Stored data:
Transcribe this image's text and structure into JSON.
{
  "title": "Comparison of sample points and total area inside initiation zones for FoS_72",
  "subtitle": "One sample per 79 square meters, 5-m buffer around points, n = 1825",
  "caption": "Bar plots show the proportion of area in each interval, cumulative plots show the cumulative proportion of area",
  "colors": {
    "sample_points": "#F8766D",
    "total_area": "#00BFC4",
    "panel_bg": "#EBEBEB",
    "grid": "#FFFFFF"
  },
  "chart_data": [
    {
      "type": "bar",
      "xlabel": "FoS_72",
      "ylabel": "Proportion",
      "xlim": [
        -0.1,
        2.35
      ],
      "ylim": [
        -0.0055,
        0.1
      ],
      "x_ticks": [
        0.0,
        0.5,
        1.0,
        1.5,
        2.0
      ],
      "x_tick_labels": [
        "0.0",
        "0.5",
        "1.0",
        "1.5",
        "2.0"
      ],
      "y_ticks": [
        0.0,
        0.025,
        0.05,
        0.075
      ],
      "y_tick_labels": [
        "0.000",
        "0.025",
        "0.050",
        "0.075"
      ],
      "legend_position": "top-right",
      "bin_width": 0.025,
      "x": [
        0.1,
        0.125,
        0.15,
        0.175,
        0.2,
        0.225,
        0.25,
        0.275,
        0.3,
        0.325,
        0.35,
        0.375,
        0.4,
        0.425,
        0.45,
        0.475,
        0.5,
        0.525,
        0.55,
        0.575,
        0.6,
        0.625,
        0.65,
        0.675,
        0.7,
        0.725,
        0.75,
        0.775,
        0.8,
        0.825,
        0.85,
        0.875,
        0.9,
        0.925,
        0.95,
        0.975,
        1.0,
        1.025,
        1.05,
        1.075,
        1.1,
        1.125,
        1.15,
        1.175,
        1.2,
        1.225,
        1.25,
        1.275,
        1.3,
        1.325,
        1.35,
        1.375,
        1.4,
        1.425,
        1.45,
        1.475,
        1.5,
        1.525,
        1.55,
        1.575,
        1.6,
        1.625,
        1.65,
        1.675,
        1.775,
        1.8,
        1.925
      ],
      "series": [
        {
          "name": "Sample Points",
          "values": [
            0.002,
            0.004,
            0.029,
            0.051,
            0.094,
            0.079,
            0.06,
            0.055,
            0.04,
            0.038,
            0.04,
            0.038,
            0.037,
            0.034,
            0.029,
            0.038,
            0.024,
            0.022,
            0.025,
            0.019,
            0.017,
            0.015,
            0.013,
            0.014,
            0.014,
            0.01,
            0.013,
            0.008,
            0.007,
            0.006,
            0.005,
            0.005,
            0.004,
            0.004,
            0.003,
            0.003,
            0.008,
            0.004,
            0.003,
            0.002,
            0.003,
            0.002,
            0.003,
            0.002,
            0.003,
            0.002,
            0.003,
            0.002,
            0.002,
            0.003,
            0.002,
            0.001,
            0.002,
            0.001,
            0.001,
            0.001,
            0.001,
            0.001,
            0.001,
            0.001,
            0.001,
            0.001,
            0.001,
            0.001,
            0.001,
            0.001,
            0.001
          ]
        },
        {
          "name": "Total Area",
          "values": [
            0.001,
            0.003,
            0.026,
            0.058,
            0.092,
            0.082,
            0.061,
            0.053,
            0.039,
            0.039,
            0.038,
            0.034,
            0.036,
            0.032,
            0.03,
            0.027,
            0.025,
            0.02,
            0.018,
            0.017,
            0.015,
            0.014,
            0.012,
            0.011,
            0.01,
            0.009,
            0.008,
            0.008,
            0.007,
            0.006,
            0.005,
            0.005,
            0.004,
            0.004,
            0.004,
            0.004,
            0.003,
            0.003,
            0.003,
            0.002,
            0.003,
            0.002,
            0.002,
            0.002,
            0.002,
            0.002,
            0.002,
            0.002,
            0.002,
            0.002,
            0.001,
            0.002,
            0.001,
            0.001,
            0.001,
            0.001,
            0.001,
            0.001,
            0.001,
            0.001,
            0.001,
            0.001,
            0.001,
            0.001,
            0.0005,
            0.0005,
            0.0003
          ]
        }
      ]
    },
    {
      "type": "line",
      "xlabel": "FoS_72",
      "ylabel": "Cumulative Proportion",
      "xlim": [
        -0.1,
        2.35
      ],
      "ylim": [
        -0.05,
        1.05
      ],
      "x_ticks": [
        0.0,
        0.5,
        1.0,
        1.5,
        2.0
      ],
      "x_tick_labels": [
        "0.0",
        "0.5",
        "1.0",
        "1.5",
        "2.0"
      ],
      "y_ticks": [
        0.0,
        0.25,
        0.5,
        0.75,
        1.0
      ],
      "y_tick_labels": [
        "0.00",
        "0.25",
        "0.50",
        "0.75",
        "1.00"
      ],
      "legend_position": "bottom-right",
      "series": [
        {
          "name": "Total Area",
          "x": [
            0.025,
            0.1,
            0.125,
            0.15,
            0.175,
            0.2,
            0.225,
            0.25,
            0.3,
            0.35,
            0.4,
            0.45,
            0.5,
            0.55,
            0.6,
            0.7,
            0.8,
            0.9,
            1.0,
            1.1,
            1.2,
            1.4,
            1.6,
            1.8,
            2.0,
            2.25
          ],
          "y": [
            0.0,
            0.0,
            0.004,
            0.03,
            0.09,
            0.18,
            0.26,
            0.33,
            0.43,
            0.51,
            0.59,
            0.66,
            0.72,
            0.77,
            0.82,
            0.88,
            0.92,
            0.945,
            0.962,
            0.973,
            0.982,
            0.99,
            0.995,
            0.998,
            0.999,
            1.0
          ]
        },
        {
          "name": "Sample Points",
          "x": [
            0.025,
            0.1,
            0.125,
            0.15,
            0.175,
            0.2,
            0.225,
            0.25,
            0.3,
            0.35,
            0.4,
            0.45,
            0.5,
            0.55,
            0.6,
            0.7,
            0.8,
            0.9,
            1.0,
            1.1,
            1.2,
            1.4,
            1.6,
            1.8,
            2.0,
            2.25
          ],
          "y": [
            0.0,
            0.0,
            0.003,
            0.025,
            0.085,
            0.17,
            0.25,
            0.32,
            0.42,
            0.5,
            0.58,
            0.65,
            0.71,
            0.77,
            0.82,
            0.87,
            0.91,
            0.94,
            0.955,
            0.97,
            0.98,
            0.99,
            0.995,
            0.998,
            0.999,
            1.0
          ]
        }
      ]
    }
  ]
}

**What you are asked to do**.
Your task is to reproduce all of the records exactly.

**Written response**.
Transcribe this image's text and structure into JSON.
{
  "title": "Comparison of sample points and total area inside initiation zones for FoS_72",
  "subtitle": "One sample per 79 square meters, 5-m buffer around points, n = 1825",
  "caption": "Bar plots show the proportion of area in each interval, cumulative plots show the cumulative proportion of area",
  "colors": {
    "sample_points": "#F8766D",
    "total_area": "#00BFC4",
    "panel_bg": "#EBEBEB",
    "grid": "#FFFFFF"
  },
  "chart_data": [
    {
      "type": "bar",
      "xlabel": "FoS_72",
      "ylabel": "Proportion",
      "xlim": [
        -0.1,
        2.35
      ],
      "ylim": [
        -0.0055,
        0.1
      ],
      "x_ticks": [
        0.0,
        0.5,
        1.0,
        1.5,
        2.0
      ],
      "x_tick_labels": [
        "0.0",
        "0.5",
        "1.0",
        "1.5",
        "2.0"
      ],
      "y_ticks": [
        0.0,
        0.025,
        0.05,
        0.075
      ],
      "y_tick_labels": [
        "0.000",
        "0.025",
        "0.050",
        "0.075"
      ],
      "legend_position": "top-right",
      "bin_width": 0.025,
      "x": [
        0.1,
        0.125,
        0.15,
        0.175,
        0.2,
        0.225,
        0.25,
        0.275,
        0.3,
        0.325,
        0.35,
        0.375,
        0.4,
        0.425,
        0.45,
        0.475,
        0.5,
        0.525,
        0.55,
        0.575,
        0.6,
        0.625,
        0.65,
        0.675,
        0.7,
        0.725,
        0.75,
        0.775,
        0.8,
        0.825,
        0.85,
        0.875,
        0.9,
        0.925,
        0.95,
        0.975,
        1.0,
        1.025,
        1.05,
        1.075,
        1.1,
        1.125,
        1.15,
        1.175,
        1.2,
        1.225,
        1.25,
        1.275,
        1.3,
        1.325,
        1.35,
        1.375,
        1.4,
        1.425,
        1.45,
        1.475,
        1.5,
        1.525,
        1.55,
        1.575,
        1.6,
        1.625,
        1.65,
        1.675,
        1.775,
        1.8,
        1.925
      ],
      "series": [
        {
          "name": "Sample Points",
          "values": [
            0.002,
            0.004,
            0.029,
            0.051,
            0.094,
            0.079,
            0.06,
            0.055,
            0.04,
            0.038,
            0.04,
            0.038,
            0.037,
            0.034,
            0.029,
            0.038,
            0.024,
            0.022,
            0.025,
            0.019,
            0.017,
            0.015,
            0.013,
            0.014,
            0.014,
            0.01,
            0.013,
            0.008,
            0.007,
            0.006,
            0.005,
            0.005,
            0.004,
            0.004,
            0.003,
            0.003,
            0.008,
            0.004,
            0.003,
            0.002,
            0.003,
            0.002,
            0.003,
            0.002,
            0.003,
            0.002,
            0.003,
            0.002,
            0.002,
            0.003,
            0.002,
            0.001,
            0.002,
            0.001,
            0.001,
            0.001,
            0.001,
            0.001,
            0.001,
            0.001,
            0.001,
            0.001,
            0.001,
            0.001,
            0.001,
            0.001,
            0.001
          ]
        },
        {
          "name": "Total Area",
          "values": [
            0.001,
            0.003,
            0.026,
            0.058,
            0.092,
            0.082,
            0.061,
            0.053,
            0.039,
            0.039,
            0.038,
            0.034,
            0.036,
            0.032,
            0.03,
            0.027,
            0.025,
            0.02,
            0.018,
            0.017,
            0.015,
            0.014,
            0.012,
            0.011,
            0.01,
            0.009,
            0.008,
            0.008,
            0.007,
            0.006,
            0.005,
            0.005,
            0.004,
            0.004,
            0.004,
            0.004,
            0.003,
            0.003,
            0.003,
            0.002,
            0.003,
            0.002,
            0.002,
            0.002,
            0.002,
            0.002,
            0.002,
            0.002,
            0.002,
            0.002,
            0.001,
            0.002,
            0.001,
            0.001,
            0.001,
            0.001,
            0.001,
            0.001,
            0.001,
            0.001,
            0.001,
            0.001,
            0.001,
            0.001,
            0.0005,
            0.0005,
            0.0003
          ]
        }
      ]
    },
    {
      "type": "line",
      "xlabel": "FoS_72",
      "ylabel": "Cumulative Proportion",
      "xlim": [
        -0.1,
        2.35
      ],
      "ylim": [
        -0.05,
        1.05
      ],
      "x_ticks": [
        0.0,
        0.5,
        1.0,
        1.5,
        2.0
      ],
      "x_tick_labels": [
        "0.0",
        "0.5",
        "1.0",
        "1.5",
        "2.0"
      ],
      "y_ticks": [
        0.0,
        0.25,
        0.5,
        0.75,
        1.0
      ],
      "y_tick_labels": [
        "0.00",
        "0.25",
        "0.50",
        "0.75",
        "1.00"
      ],
      "legend_position": "bottom-right",
      "series": [
        {
          "name": "Total Area",
          "x": [
            0.025,
            0.1,
            0.125,
            0.15,
            0.175,
            0.2,
            0.225,
            0.25,
            0.3,
            0.35,
            0.4,
            0.45,
            0.5,
            0.55,
            0.6,
            0.7,
            0.8,
            0.9,
            1.0,
            1.1,
            1.2,
            1.4,
            1.6,
            1.8,
            2.0,
            2.25
          ],
          "y": [
            0.0,
            0.0,
            0.004,
            0.03,
            0.09,
            0.18,
            0.26,
            0.33,
            0.43,
            0.51,
            0.59,
            0.66,
            0.72,
            0.77,
            0.82,
            0.88,
            0.92,
            0.945,
            0.962,
            0.973,
            0.982,
            0.99,
            0.995,
            0.998,
            0.999,
            1.0
          ]
        },
        {
          "name": "Sample Points",
          "x": [
            0.025,
            0.1,
            0.125,
            0.15,
            0.175,
            0.2,
            0.225,
            0.25,
            0.3,
            0.35,
            0.4,
            0.45,
            0.5,
            0.55,
            0.6,
            0.7,
            0.8,
            0.9,
            1.0,
            1.1,
            1.2,
            1.4,
            1.6,
            1.8,
            2.0,
            2.25
          ],
          "y": [
            0.0,
            0.0,
            0.003,
            0.025,
            0.085,
            0.17,
            0.25,
            0.32,
            0.42,
            0.5,
            0.58,
            0.65,
            0.71,
            0.77,
            0.82,
            0.87,
            0.91,
            0.94,
            0.955,
            0.97,
            0.98,
            0.99,
            0.995,
            0.998,
            0.999,
            1.0
          ]
        }
      ]
    }
  ]
}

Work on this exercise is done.